* _Task prompt_
Gather every line from the entries below that includes "ffffff".

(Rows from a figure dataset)
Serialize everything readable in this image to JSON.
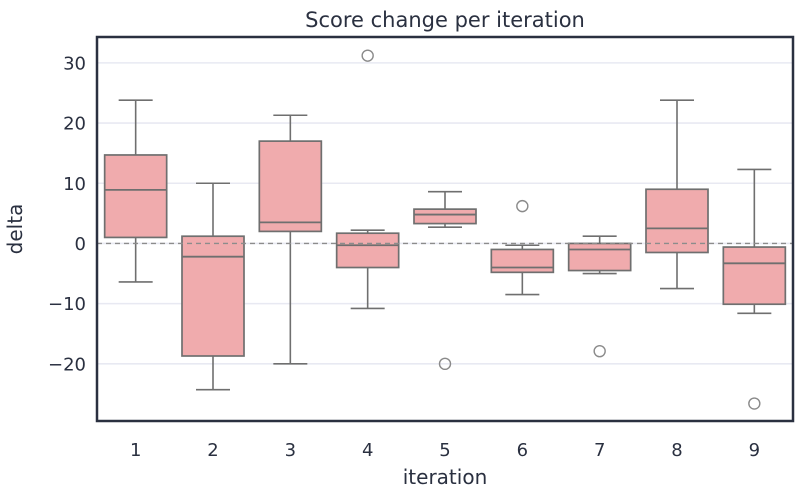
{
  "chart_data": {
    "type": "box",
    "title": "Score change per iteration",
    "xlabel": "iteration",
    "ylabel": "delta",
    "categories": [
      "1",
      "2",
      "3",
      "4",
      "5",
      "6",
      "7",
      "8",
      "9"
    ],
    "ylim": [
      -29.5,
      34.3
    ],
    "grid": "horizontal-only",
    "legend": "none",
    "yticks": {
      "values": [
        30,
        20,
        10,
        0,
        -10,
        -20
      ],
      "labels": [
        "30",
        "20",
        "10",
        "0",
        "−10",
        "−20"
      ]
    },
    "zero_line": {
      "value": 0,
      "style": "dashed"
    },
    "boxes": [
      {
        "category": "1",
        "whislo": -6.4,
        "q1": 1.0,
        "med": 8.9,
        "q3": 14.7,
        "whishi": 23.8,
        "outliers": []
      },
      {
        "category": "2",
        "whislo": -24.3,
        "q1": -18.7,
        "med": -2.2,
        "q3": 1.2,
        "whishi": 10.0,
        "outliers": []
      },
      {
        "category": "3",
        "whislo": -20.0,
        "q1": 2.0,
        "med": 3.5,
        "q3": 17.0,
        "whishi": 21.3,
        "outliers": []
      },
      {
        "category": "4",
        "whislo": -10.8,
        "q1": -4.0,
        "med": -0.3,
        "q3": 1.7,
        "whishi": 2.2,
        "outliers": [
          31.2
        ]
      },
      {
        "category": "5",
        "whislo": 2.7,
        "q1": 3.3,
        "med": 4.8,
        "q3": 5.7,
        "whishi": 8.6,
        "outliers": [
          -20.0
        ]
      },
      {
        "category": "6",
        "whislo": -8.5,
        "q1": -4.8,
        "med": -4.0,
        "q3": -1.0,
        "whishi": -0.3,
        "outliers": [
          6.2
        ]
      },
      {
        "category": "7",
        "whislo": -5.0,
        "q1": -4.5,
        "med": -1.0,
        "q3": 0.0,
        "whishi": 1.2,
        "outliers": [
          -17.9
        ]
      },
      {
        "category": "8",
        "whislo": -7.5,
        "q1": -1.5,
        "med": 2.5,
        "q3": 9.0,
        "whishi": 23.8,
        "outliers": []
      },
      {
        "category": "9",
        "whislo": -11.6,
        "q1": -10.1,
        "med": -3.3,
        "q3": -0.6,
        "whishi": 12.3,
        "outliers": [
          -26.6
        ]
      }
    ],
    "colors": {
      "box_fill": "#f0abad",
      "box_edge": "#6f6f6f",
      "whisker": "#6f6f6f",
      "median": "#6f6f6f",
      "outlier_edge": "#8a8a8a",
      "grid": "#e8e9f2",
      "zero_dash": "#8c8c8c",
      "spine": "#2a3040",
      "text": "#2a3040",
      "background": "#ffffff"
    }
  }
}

...

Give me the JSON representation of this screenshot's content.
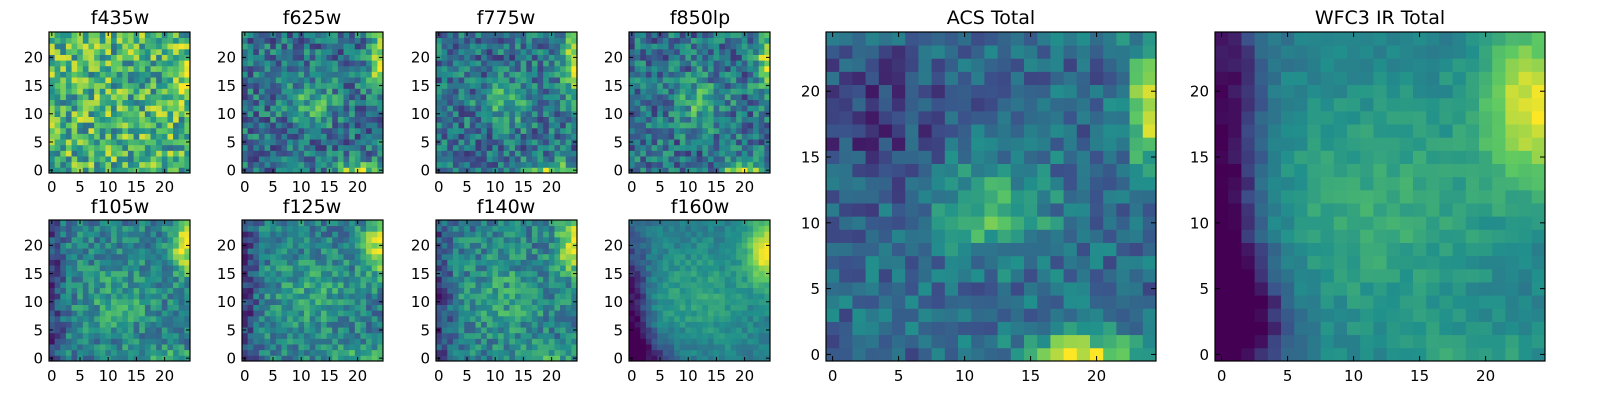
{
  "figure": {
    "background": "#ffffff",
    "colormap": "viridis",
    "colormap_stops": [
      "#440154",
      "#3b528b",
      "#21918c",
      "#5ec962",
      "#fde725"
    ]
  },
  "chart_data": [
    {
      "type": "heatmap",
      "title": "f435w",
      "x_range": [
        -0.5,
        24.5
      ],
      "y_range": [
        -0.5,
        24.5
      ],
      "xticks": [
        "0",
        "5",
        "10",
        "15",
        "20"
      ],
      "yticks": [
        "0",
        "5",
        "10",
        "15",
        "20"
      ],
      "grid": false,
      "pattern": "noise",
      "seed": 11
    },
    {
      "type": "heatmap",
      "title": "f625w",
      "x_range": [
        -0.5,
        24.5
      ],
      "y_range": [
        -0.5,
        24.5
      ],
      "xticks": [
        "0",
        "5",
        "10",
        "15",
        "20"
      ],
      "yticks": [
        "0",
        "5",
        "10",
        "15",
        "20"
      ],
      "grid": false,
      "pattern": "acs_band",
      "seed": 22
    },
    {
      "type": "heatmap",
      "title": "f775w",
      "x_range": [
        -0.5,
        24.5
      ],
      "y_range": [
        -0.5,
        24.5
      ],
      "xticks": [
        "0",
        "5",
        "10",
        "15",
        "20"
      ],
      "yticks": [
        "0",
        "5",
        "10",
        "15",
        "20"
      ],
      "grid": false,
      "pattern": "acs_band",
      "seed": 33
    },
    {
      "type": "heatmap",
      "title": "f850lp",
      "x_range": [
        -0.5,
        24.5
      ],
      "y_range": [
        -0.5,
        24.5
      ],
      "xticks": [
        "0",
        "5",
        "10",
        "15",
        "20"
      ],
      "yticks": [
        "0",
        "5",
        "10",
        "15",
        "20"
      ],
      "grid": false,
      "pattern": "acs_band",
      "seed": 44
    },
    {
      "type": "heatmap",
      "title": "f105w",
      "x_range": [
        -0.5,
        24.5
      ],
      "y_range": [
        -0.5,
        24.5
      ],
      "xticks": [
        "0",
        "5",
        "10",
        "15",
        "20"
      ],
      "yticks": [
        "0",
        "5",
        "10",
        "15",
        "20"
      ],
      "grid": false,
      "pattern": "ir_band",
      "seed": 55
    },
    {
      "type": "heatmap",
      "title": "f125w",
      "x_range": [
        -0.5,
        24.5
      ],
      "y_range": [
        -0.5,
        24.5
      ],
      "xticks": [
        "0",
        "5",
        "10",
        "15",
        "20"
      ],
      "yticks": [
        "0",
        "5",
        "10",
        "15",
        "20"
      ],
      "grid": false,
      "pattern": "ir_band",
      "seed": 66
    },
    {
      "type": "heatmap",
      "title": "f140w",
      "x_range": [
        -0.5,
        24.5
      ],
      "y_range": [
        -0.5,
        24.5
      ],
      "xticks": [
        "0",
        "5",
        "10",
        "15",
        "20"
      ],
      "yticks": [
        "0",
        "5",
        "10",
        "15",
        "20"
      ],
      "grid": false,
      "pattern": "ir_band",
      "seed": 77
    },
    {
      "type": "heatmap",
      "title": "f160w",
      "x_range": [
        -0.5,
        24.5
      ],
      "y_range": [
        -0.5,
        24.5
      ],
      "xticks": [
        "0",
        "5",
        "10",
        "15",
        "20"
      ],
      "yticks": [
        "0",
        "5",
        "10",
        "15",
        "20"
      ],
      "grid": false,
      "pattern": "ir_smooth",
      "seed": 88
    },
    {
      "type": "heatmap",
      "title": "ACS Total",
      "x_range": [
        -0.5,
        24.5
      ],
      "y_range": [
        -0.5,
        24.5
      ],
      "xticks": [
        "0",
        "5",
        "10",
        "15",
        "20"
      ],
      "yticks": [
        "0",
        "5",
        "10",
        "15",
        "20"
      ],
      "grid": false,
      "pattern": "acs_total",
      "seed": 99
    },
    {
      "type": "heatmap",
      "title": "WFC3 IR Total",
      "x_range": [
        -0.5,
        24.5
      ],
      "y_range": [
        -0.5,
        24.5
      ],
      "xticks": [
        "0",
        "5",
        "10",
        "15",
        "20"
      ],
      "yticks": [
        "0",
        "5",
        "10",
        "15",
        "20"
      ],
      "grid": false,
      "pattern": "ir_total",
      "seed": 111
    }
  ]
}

* _Answer for this exercise_
      "background": "#ffffff"
    "background": "#ffffff",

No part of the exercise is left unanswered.